#### Directions for this task
Transcribe the entries that follow, word for word.

# # # # #

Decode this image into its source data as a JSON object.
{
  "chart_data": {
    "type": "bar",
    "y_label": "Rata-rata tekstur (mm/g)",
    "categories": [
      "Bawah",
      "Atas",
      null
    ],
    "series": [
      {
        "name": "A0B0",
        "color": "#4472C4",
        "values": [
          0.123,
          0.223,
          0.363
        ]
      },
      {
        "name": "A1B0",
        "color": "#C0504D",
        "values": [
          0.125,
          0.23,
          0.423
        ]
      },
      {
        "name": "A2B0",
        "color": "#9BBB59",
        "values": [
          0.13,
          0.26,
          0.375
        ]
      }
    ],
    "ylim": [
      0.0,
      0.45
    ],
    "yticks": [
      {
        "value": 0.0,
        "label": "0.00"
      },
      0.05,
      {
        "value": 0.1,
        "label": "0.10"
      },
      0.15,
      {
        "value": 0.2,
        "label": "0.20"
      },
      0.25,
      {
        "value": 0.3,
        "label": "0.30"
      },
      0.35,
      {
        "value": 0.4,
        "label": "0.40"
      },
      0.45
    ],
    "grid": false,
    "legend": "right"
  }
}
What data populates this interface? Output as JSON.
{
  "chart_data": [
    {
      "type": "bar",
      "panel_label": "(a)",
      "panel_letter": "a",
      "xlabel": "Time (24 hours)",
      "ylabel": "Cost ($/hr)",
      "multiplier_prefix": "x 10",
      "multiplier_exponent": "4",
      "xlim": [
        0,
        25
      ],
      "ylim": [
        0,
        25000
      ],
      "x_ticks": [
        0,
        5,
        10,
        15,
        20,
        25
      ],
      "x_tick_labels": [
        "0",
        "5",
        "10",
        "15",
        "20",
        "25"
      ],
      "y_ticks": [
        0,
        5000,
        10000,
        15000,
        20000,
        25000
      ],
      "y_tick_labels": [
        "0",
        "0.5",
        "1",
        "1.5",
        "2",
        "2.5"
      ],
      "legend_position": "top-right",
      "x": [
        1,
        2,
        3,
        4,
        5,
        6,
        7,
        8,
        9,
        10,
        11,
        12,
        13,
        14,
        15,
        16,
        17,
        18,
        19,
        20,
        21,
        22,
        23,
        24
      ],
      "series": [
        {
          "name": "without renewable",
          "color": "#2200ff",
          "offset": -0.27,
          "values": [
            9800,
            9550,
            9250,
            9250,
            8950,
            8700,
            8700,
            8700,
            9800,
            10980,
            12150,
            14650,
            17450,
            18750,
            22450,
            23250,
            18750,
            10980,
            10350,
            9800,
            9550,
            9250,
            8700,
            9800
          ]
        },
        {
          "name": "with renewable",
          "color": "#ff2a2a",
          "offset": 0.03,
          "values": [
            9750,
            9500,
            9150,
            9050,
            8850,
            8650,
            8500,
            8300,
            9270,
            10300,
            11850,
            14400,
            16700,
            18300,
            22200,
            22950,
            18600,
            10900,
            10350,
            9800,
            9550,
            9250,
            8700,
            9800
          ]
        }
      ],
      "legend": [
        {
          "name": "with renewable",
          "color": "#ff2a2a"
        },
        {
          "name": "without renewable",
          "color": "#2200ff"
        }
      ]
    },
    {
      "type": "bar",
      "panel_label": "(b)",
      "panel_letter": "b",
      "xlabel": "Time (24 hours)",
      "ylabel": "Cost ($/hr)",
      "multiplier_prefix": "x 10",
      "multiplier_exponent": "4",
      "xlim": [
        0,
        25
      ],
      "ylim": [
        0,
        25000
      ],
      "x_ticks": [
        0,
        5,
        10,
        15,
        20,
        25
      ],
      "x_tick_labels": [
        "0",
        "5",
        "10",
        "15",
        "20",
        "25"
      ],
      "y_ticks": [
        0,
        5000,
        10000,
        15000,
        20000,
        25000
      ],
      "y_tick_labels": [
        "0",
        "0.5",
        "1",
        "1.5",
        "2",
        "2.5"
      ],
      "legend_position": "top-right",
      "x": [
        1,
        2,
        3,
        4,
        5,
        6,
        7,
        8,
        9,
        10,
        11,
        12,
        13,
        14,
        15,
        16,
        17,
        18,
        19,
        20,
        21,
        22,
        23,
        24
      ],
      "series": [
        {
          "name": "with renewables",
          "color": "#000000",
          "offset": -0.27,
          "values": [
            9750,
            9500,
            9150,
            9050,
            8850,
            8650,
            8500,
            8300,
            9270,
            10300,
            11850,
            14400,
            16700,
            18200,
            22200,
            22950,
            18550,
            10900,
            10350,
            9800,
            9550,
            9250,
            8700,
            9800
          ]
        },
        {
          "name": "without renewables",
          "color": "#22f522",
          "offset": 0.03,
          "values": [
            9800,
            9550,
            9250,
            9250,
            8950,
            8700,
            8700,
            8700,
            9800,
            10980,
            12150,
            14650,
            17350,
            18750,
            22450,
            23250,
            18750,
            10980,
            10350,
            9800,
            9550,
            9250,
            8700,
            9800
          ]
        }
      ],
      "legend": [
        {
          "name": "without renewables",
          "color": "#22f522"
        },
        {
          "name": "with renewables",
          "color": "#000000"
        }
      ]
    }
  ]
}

# # # # #

#### Exercise solution
Decode this image into its source data as a JSON object.
{
  "chart_data": {
    "type": "bar",
    "y_label": "Rata-rata tekstur (mm/g)",
    "categories": [
      "Bawah",
      "Atas",
      null
    ],
    "series": [
      {
        "name": "A0B0",
        "color": "#4472C4",
        "values": [
          0.123,
          0.223,
          0.363
        ]
      },
      {
        "name": "A1B0",
        "color": "#C0504D",
        "values": [
          0.125,
          0.23,
          0.423
        ]
      },
      {
        "name": "A2B0",
        "color": "#9BBB59",
        "values": [
          0.13,
          0.26,
          0.375
        ]
      }
    ],
    "ylim": [
      0.0,
      0.45
    ],
    "yticks": [
      {
        "value": 0.0,
        "label": "0.00"
      },
      0.05,
      {
        "value": 0.1,
        "label": "0.10"
      },
      0.15,
      {
        "value": 0.2,
        "label": "0.20"
      },
      0.25,
      {
        "value": 0.3,
        "label": "0.30"
      },
      0.35,
      {
        "value": 0.4,
        "label": "0.40"
      },
      0.45
    ],
    "grid": false,
    "legend": "right"
  }
}
What data populates this interface? Output as JSON.
{
  "chart_data": [
    {
      "type": "bar",
      "panel_label": "(a)",
      "panel_letter": "a",
      "xlabel": "Time (24 hours)",
      "ylabel": "Cost ($/hr)",
      "multiplier_prefix": "x 10",
      "multiplier_exponent": "4",
      "xlim": [
        0,
        25
      ],
      "ylim": [
        0,
        25000
      ],
      "x_ticks": [
        0,
        5,
        10,
        15,
        20,
        25
      ],
      "x_tick_labels": [
        "0",
        "5",
        "10",
        "15",
        "20",
        "25"
      ],
      "y_ticks": [
        0,
        5000,
        10000,
        15000,
        20000,
        25000
      ],
      "y_tick_labels": [
        "0",
        "0.5",
        "1",
        "1.5",
        "2",
        "2.5"
      ],
      "legend_position": "top-right",
      "x": [
        1,
        2,
        3,
        4,
        5,
        6,
        7,
        8,
        9,
        10,
        11,
        12,
        13,
        14,
        15,
        16,
        17,
        18,
        19,
        20,
        21,
        22,
        23,
        24
      ],
      "series": [
        {
          "name": "without renewable",
          "color": "#2200ff",
          "offset": -0.27,
          "values": [
            9800,
            9550,
            9250,
            9250,
            8950,
            8700,
            8700,
            8700,
            9800,
            10980,
            12150,
            14650,
            17450,
            18750,
            22450,
            23250,
            18750,
            10980,
            10350,
            9800,
            9550,
            9250,
            8700,
            9800
          ]
        },
        {
          "name": "with renewable",
          "color": "#ff2a2a",
          "offset": 0.03,
          "values": [
            9750,
            9500,
            9150,
            9050,
            8850,
            8650,
            8500,
            8300,
            9270,
            10300,
            11850,
            14400,
            16700,
            18300,
            22200,
            22950,
            18600,
            10900,
            10350,
            9800,
            9550,
            9250,
            8700,
            9800
          ]
        }
      ],
      "legend": [
        {
          "name": "with renewable",
          "color": "#ff2a2a"
        },
        {
          "name": "without renewable",
          "color": "#2200ff"
        }
      ]
    },
    {
      "type": "bar",
      "panel_label": "(b)",
      "panel_letter": "b",
      "xlabel": "Time (24 hours)",
      "ylabel": "Cost ($/hr)",
      "multiplier_prefix": "x 10",
      "multiplier_exponent": "4",
      "xlim": [
        0,
        25
      ],
      "ylim": [
        0,
        25000
      ],
      "x_ticks": [
        0,
        5,
        10,
        15,
        20,
        25
      ],
      "x_tick_labels": [
        "0",
        "5",
        "10",
        "15",
        "20",
        "25"
      ],
      "y_ticks": [
        0,
        5000,
        10000,
        15000,
        20000,
        25000
      ],
      "y_tick_labels": [
        "0",
        "0.5",
        "1",
        "1.5",
        "2",
        "2.5"
      ],
      "legend_position": "top-right",
      "x": [
        1,
        2,
        3,
        4,
        5,
        6,
        7,
        8,
        9,
        10,
        11,
        12,
        13,
        14,
        15,
        16,
        17,
        18,
        19,
        20,
        21,
        22,
        23,
        24
      ],
      "series": [
        {
          "name": "with renewables",
          "color": "#000000",
          "offset": -0.27,
          "values": [
            9750,
            9500,
            9150,
            9050,
            8850,
            8650,
            8500,
            8300,
            9270,
            10300,
            11850,
            14400,
            16700,
            18200,
            22200,
            22950,
            18550,
            10900,
            10350,
            9800,
            9550,
            9250,
            8700,
            9800
          ]
        },
        {
          "name": "without renewables",
          "color": "#22f522",
          "offset": 0.03,
          "values": [
            9800,
            9550,
            9250,
            9250,
            8950,
            8700,
            8700,
            8700,
            9800,
            10980,
            12150,
            14650,
            17350,
            18750,
            22450,
            23250,
            18750,
            10980,
            10350,
            9800,
            9550,
            9250,
            8700,
            9800
          ]
        }
      ],
      "legend": [
        {
          "name": "without renewables",
          "color": "#22f522"
        },
        {
          "name": "with renewables",
          "color": "#000000"
        }
      ]
    }
  ]
}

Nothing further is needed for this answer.